— EXERCISE BRIEF —
Restate the full listing word for word and leave the pictures out.

------ DATA FOR PROCESSING

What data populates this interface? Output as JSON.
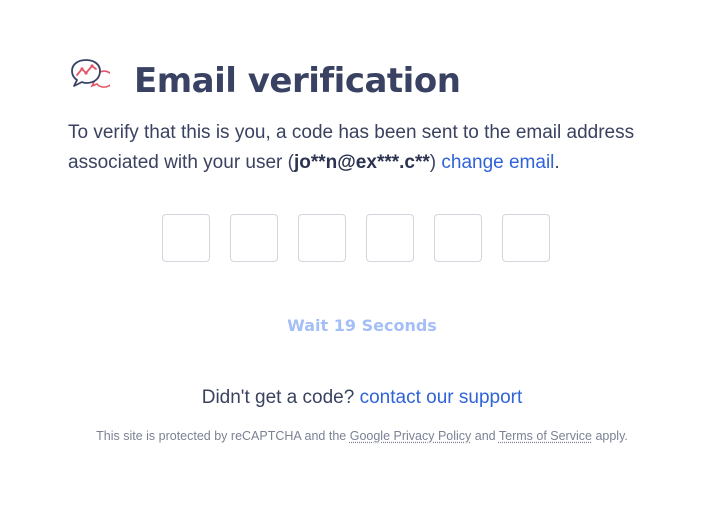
{
  "logo": {
    "icon": "chat-chart-icon"
  },
  "title": "Email verification",
  "description": {
    "before": "To verify that this is you, a code has been sent to the email address associated with your user (",
    "email": "jo**n@ex***.c**",
    "after": ") ",
    "change_link": "change email",
    "end": "."
  },
  "code_inputs": [
    {
      "value": ""
    },
    {
      "value": ""
    },
    {
      "value": ""
    },
    {
      "value": ""
    },
    {
      "value": ""
    },
    {
      "value": ""
    }
  ],
  "wait_button": "Wait 19 Seconds",
  "support": {
    "prompt": "Didn't get a code? ",
    "link": "contact our support"
  },
  "recaptcha": {
    "before": "This site is protected by reCAPTCHA and the ",
    "privacy_link": "Google Privacy Policy",
    "middle": " and ",
    "terms_link": "Terms of Service",
    "after": " apply."
  },
  "colors": {
    "title": "#3a4263",
    "link": "#2f63d8",
    "wait_disabled": "#a4bef7",
    "logo_accent": "#e2566a",
    "logo_outline": "#3a4263"
  }
}
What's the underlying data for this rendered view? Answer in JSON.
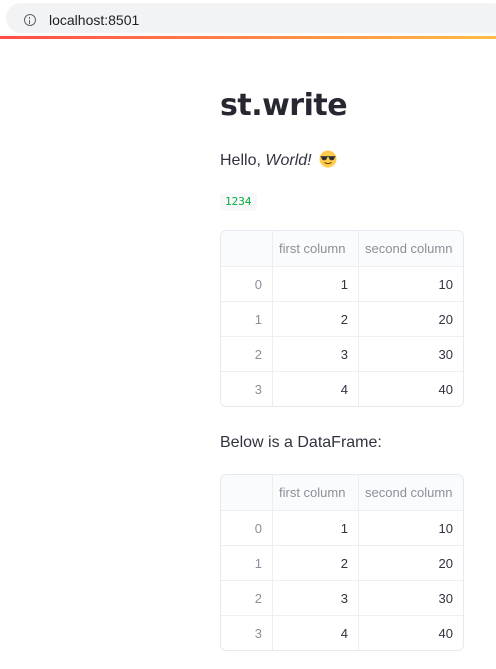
{
  "browser": {
    "url": "localhost:8501"
  },
  "page": {
    "title": "st.write",
    "hello_prefix": "Hello, ",
    "hello_italic": "World!",
    "emoji": "😎",
    "code_value": "1234",
    "below_text": "Below is a DataFrame:"
  },
  "table1": {
    "columns": [
      "",
      "first column",
      "second column"
    ],
    "rows": [
      [
        "0",
        "1",
        "10"
      ],
      [
        "1",
        "2",
        "20"
      ],
      [
        "2",
        "3",
        "30"
      ],
      [
        "3",
        "4",
        "40"
      ]
    ]
  },
  "table2": {
    "columns": [
      "",
      "first column",
      "second column"
    ],
    "rows": [
      [
        "0",
        "1",
        "10"
      ],
      [
        "1",
        "2",
        "20"
      ],
      [
        "2",
        "3",
        "30"
      ],
      [
        "3",
        "4",
        "40"
      ]
    ]
  }
}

------------

— SOLUTION FOR THIS PROBLEM —
What data populates this interface? Output as JSON.
{
  "logo": {
    "icon": "chat-chart-icon"
  },
  "title": "Email verification",
  "description": {
    "before": "To verify that this is you, a code has been sent to the email address associated with your user (",
    "email": "jo**n@ex***.c**",
    "after": ") ",
    "change_link": "change email",
    "end": "."
  },
  "code_inputs": [
    {
      "value": ""
    },
    {
      "value": ""
    },
    {
      "value": ""
    },
    {
      "value": ""
    },
    {
      "value": ""
    },
    {
      "value": ""
    }
  ],
  "wait_button": "Wait 19 Seconds",
  "support": {
    "prompt": "Didn't get a code? ",
    "link": "contact our support"
  },
  "recaptcha": {
    "before": "This site is protected by reCAPTCHA and the ",
    "privacy_link": "Google Privacy Policy",
    "middle": " and ",
    "terms_link": "Terms of Service",
    "after": " apply."
  },
  "colors": {
    "title": "#3a4263",
    "link": "#2f63d8",
    "wait_disabled": "#a4bef7",
    "logo_accent": "#e2566a",
    "logo_outline": "#3a4263"
  }
}
What's the underlying data for this rendered view? Answer in JSON.
{
  "browser": {
    "url": "localhost:8501"
  },
  "page": {
    "title": "st.write",
    "hello_prefix": "Hello, ",
    "hello_italic": "World!",
    "emoji": "😎",
    "code_value": "1234",
    "below_text": "Below is a DataFrame:"
  },
  "table1": {
    "columns": [
      "",
      "first column",
      "second column"
    ],
    "rows": [
      [
        "0",
        "1",
        "10"
      ],
      [
        "1",
        "2",
        "20"
      ],
      [
        "2",
        "3",
        "30"
      ],
      [
        "3",
        "4",
        "40"
      ]
    ]
  },
  "table2": {
    "columns": [
      "",
      "first column",
      "second column"
    ],
    "rows": [
      [
        "0",
        "1",
        "10"
      ],
      [
        "1",
        "2",
        "20"
      ],
      [
        "2",
        "3",
        "30"
      ],
      [
        "3",
        "4",
        "40"
      ]
    ]
  }
}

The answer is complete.